• **Provided records**
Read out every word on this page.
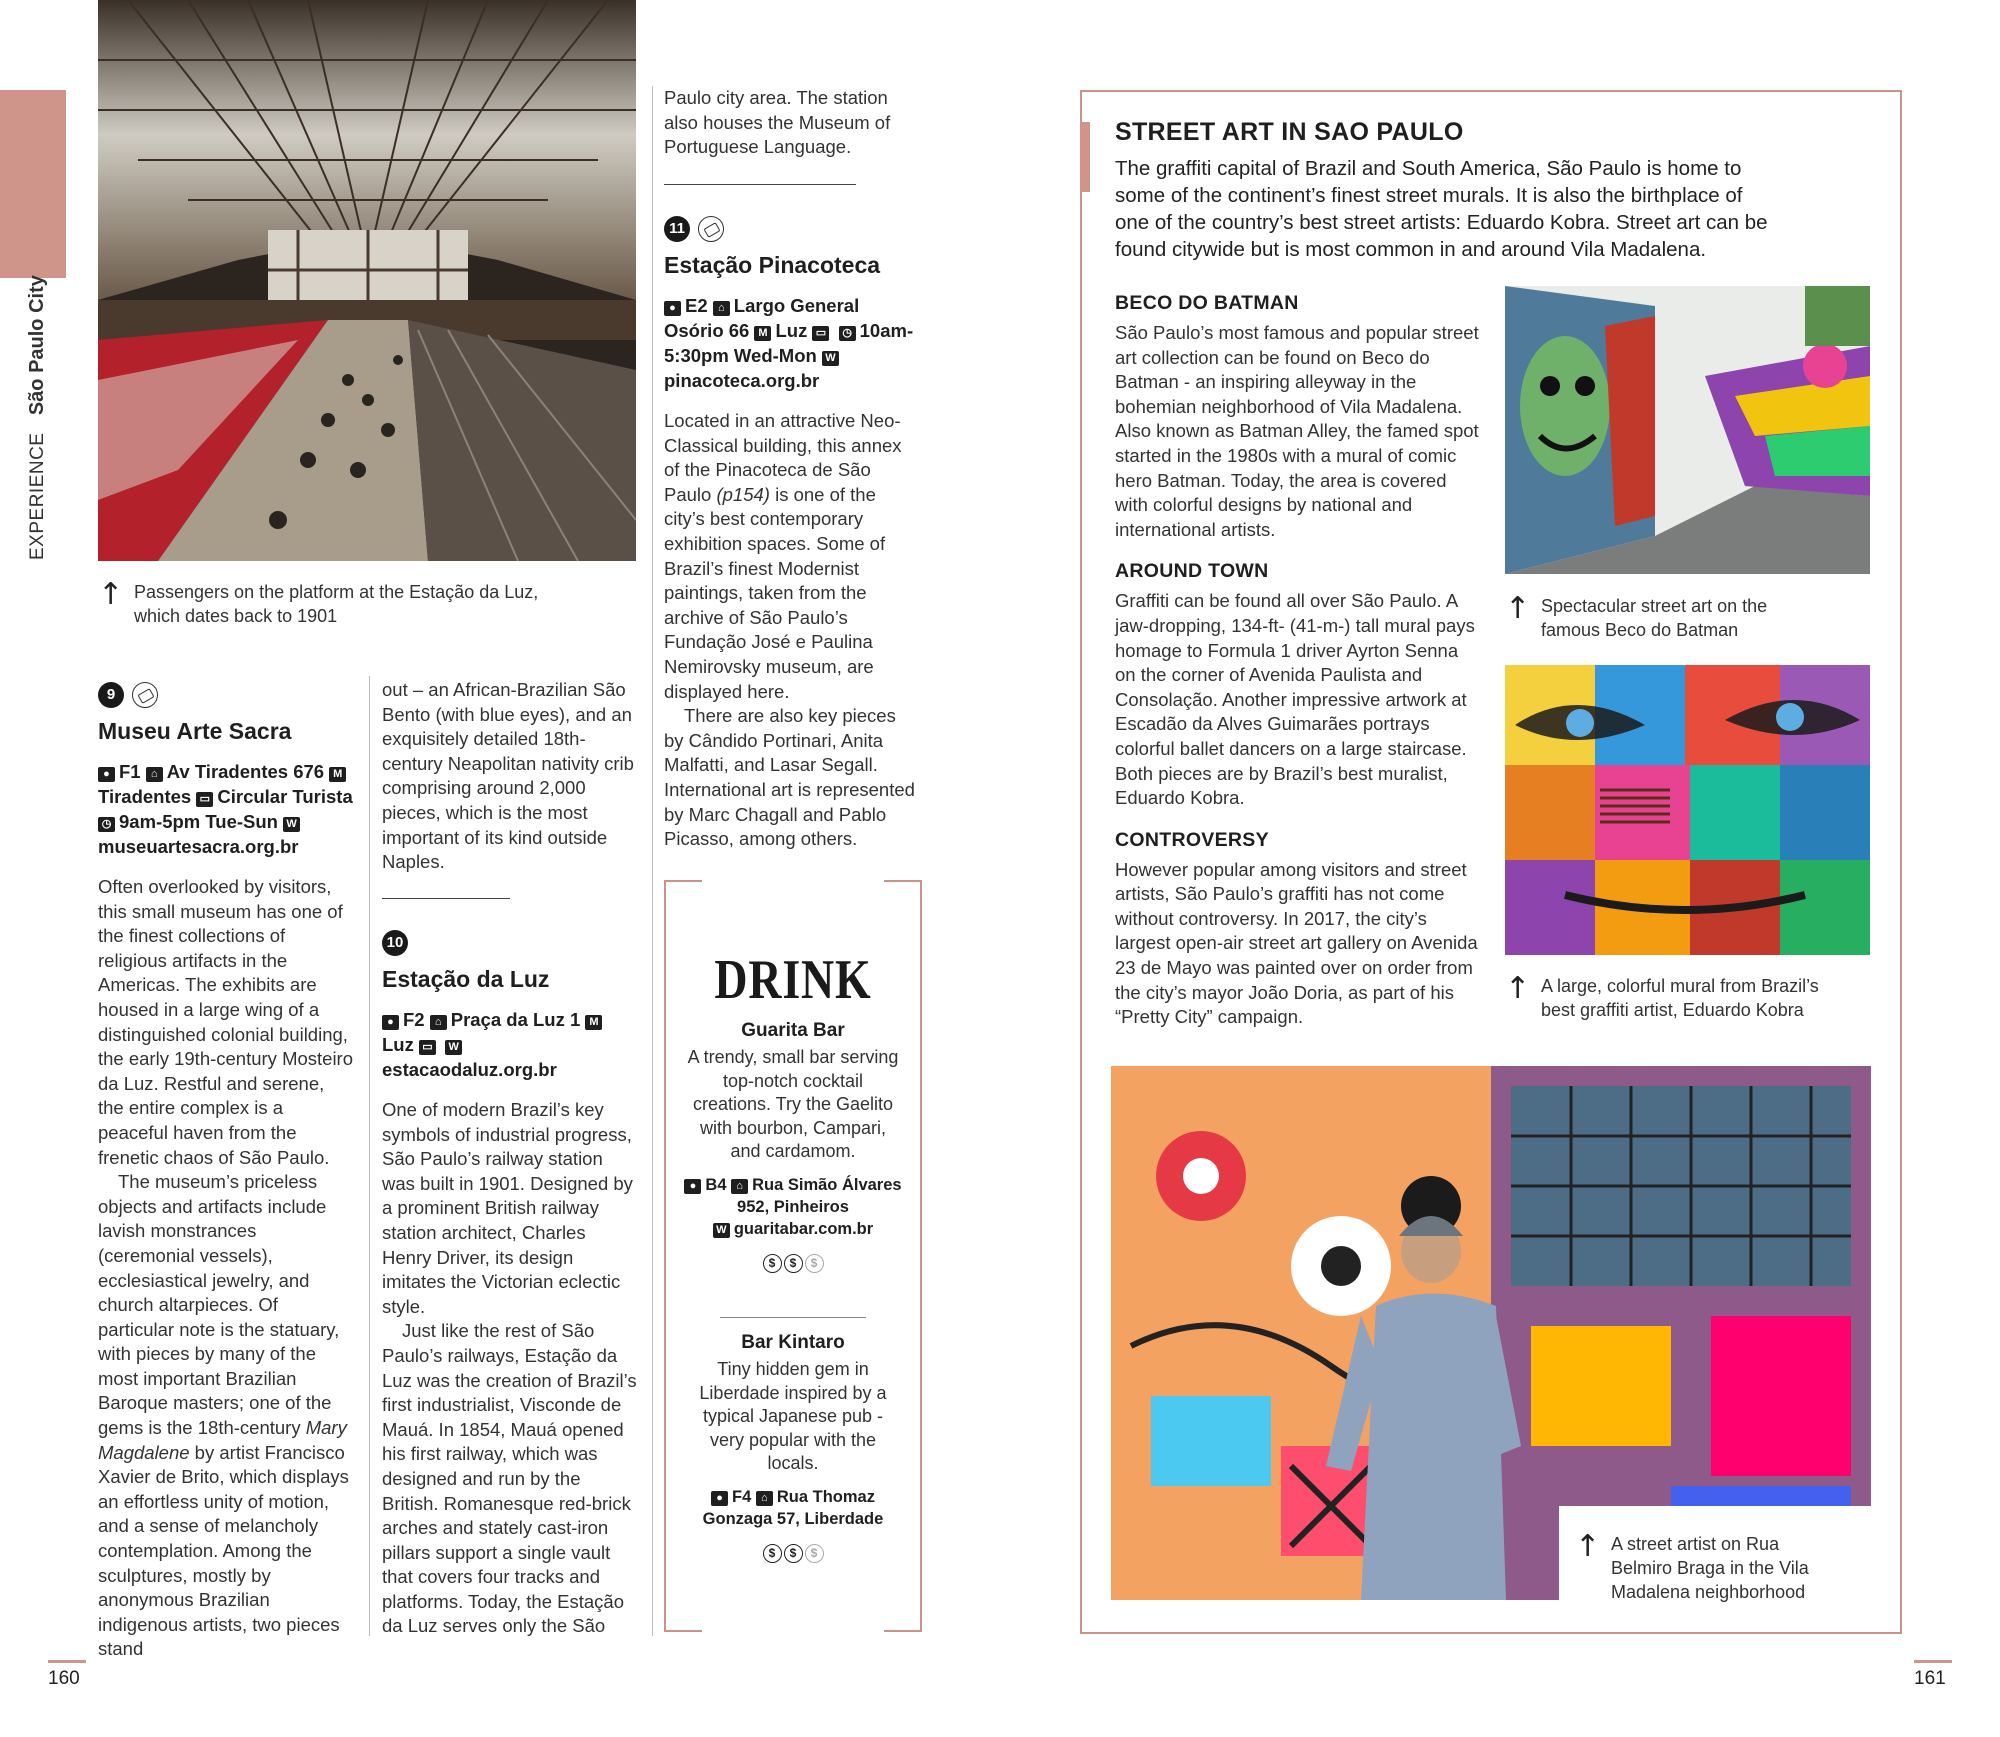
EXPERIENCE   São Paulo City
↑ Passengers on the platform at the Estação da Luz,
which dates back to 1901
9
Museu Arte Sacra
● F1 ⌂ Av Tiradentes 676 MTiradentes ▭ Circular Turista ◷ 9am-5pm Tue-Sun Wmuseuartesacra.org.br

Often overlooked by visitors, this small museum has one of the finest collections of religious artifacts in the Americas. The exhibits are housed in a large wing of a distinguished colonial building, the early 19th-century Mosteiro da Luz. Restful and serene, the entire complex is a peaceful haven from the frenetic chaos of São Paulo.

The museum’s priceless objects and artifacts include lavish monstrances (ceremonial vessels), ecclesiastical jewelry, and church altarpieces. Of particular note is the statuary, with pieces by many of the most important Brazilian Baroque masters; one of the gems is the 18th-century Mary Magdalene by artist Francisco Xavier de Brito, which displays an effortless unity of motion, and a sense of melancholy contemplation. Among the sculptures, mostly by anonymous Brazilian indigenous artists, two pieces stand

out – an African-Brazilian São Bento (with blue eyes), and an exquisitely detailed 18th-century Neapolitan nativity crib comprising around 2,000 pieces, which is the most important of its kind outside Naples.

10
Estação da Luz
● F2 ⌂ Praça da Luz 1 MLuz ▭ Westacaodaluz.org.br

One of modern Brazil’s key symbols of industrial progress, São Paulo’s railway station was built in 1901. Designed by a prominent British railway station architect, Charles Henry Driver, its design imitates the Victorian eclectic style.

Just like the rest of São Paulo’s railways, Estação da Luz was the creation of Brazil’s first industrialist, Visconde de Mauá. In 1854, Mauá opened his first railway, which was designed and run by the British. Romanesque red-brick arches and stately cast-iron pillars support a single vault that covers four tracks and platforms. Today, the Estação da Luz serves only the São

Paulo city area. The station also houses the Museum of Portuguese Language.

11
Estação Pinacoteca
● E2 ⌂ Largo General Osório 66 M Luz ▭ ◷ 10am-5:30pm Wed-Mon Wpinacoteca.org.br

Located in an attractive Neo-Classical building, this annex of the Pinacoteca de São Paulo (p154) is one of the city’s best contemporary exhibition spaces. Some of Brazil’s finest Modernist paintings, taken from the archive of São Paulo’s Fundação José e Paulina Nemirovsky museum, are displayed here.

There are also key pieces by Cândido Portinari, Anita Malfatti, and Lasar Segall. International art is represented by Marc Chagall and Pablo Picasso, among others.

DRINK
Guarita Bar
A trendy, small bar serving top-notch cocktail creations. Try the Gaelito with bourbon, Campari, and cardamom.
● B4 ⌂ Rua Simão Álvares 952, Pinheiros
W guaritabar.com.br
$ $ $
Bar Kintaro
Tiny hidden gem in Liberdade inspired by a typical Japanese pub - very popular with the locals.
● F4 ⌂ Rua Thomaz Gonzaga 57, Liberdade
$ $ $
160
STREET ART IN SAO PAULO
The graffiti capital of Brazil and South America, São Paulo is home to some of the continent’s finest street murals. It is also the birthplace of one of the country’s best street artists: Eduardo Kobra. Street art can be found citywide but is most common in and around Vila Madalena.
BECO DO BATMAN
São Paulo’s most famous and popular street art collection can be found on Beco do Batman - an inspiring alleyway in the bohemian neighborhood of Vila Madalena. Also known as Batman Alley, the famed spot started in the 1980s with a mural of comic hero Batman. Today, the area is covered with colorful designs by national and international artists.
AROUND TOWN
Graffiti can be found all over São Paulo. A jaw-dropping, 134-ft- (41-m-) tall mural pays homage to Formula 1 driver Ayrton Senna on the corner of Avenida Paulista and Consolação. Another impressive artwork at Escadão da Alves Guimarães portrays colorful ballet dancers on a large staircase. Both pieces are by Brazil’s best muralist, Eduardo Kobra.
CONTROVERSY
However popular among visitors and street artists, São Paulo’s graffiti has not come without controversy. In 2017, the city’s largest open-air street art gallery on Avenida 23 de Mayo was painted over on order from the city’s mayor João Doria, as part of his “Pretty City” campaign.
↑ Spectacular street art on the
famous Beco do Batman
↑ A large, colorful mural from Brazil’s
best graffiti artist, Eduardo Kobra
↑ A street artist on Rua
Belmiro Braga in the Vila
Madalena neighborhood
161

• **Direction**
Could you reproduce every record above exactly, leaving out the pictures?

• **Problem solution**
Read out every word on this page.
EXPERIENCE   São Paulo City
↑ Passengers on the platform at the Estação da Luz,
which dates back to 1901
9
Museu Arte Sacra
● F1 ⌂ Av Tiradentes 676 MTiradentes ▭ Circular Turista ◷ 9am-5pm Tue-Sun Wmuseuartesacra.org.br

Often overlooked by visitors, this small museum has one of the finest collections of religious artifacts in the Americas. The exhibits are housed in a large wing of a distinguished colonial building, the early 19th-century Mosteiro da Luz. Restful and serene, the entire complex is a peaceful haven from the frenetic chaos of São Paulo.

The museum’s priceless objects and artifacts include lavish monstrances (ceremonial vessels), ecclesiastical jewelry, and church altarpieces. Of particular note is the statuary, with pieces by many of the most important Brazilian Baroque masters; one of the gems is the 18th-century Mary Magdalene by artist Francisco Xavier de Brito, which displays an effortless unity of motion, and a sense of melancholy contemplation. Among the sculptures, mostly by anonymous Brazilian indigenous artists, two pieces stand

out – an African-Brazilian São Bento (with blue eyes), and an exquisitely detailed 18th-century Neapolitan nativity crib comprising around 2,000 pieces, which is the most important of its kind outside Naples.

10
Estação da Luz
● F2 ⌂ Praça da Luz 1 MLuz ▭ Westacaodaluz.org.br

One of modern Brazil’s key symbols of industrial progress, São Paulo’s railway station was built in 1901. Designed by a prominent British railway station architect, Charles Henry Driver, its design imitates the Victorian eclectic style.

Just like the rest of São Paulo’s railways, Estação da Luz was the creation of Brazil’s first industrialist, Visconde de Mauá. In 1854, Mauá opened his first railway, which was designed and run by the British. Romanesque red-brick arches and stately cast-iron pillars support a single vault that covers four tracks and platforms. Today, the Estação da Luz serves only the São

Paulo city area. The station also houses the Museum of Portuguese Language.

11
Estação Pinacoteca
● E2 ⌂ Largo General Osório 66 M Luz ▭ ◷ 10am-5:30pm Wed-Mon Wpinacoteca.org.br

Located in an attractive Neo-Classical building, this annex of the Pinacoteca de São Paulo (p154) is one of the city’s best contemporary exhibition spaces. Some of Brazil’s finest Modernist paintings, taken from the archive of São Paulo’s Fundação José e Paulina Nemirovsky museum, are displayed here.

There are also key pieces by Cândido Portinari, Anita Malfatti, and Lasar Segall. International art is represented by Marc Chagall and Pablo Picasso, among others.

DRINK
Guarita Bar
A trendy, small bar serving top-notch cocktail creations. Try the Gaelito with bourbon, Campari, and cardamom.
● B4 ⌂ Rua Simão Álvares 952, Pinheiros
W guaritabar.com.br
$ $ $
Bar Kintaro
Tiny hidden gem in Liberdade inspired by a typical Japanese pub - very popular with the locals.
● F4 ⌂ Rua Thomaz Gonzaga 57, Liberdade
$ $ $
160
STREET ART IN SAO PAULO
The graffiti capital of Brazil and South America, São Paulo is home to some of the continent’s finest street murals. It is also the birthplace of one of the country’s best street artists: Eduardo Kobra. Street art can be found citywide but is most common in and around Vila Madalena.
BECO DO BATMAN
São Paulo’s most famous and popular street art collection can be found on Beco do Batman - an inspiring alleyway in the bohemian neighborhood of Vila Madalena. Also known as Batman Alley, the famed spot started in the 1980s with a mural of comic hero Batman. Today, the area is covered with colorful designs by national and international artists.
AROUND TOWN
Graffiti can be found all over São Paulo. A jaw-dropping, 134-ft- (41-m-) tall mural pays homage to Formula 1 driver Ayrton Senna on the corner of Avenida Paulista and Consolação. Another impressive artwork at Escadão da Alves Guimarães portrays colorful ballet dancers on a large staircase. Both pieces are by Brazil’s best muralist, Eduardo Kobra.
CONTROVERSY
However popular among visitors and street artists, São Paulo’s graffiti has not come without controversy. In 2017, the city’s largest open-air street art gallery on Avenida 23 de Mayo was painted over on order from the city’s mayor João Doria, as part of his “Pretty City” campaign.
↑ Spectacular street art on the
famous Beco do Batman
↑ A large, colorful mural from Brazil’s
best graffiti artist, Eduardo Kobra
↑ A street artist on Rua
Belmiro Braga in the Vila
Madalena neighborhood
161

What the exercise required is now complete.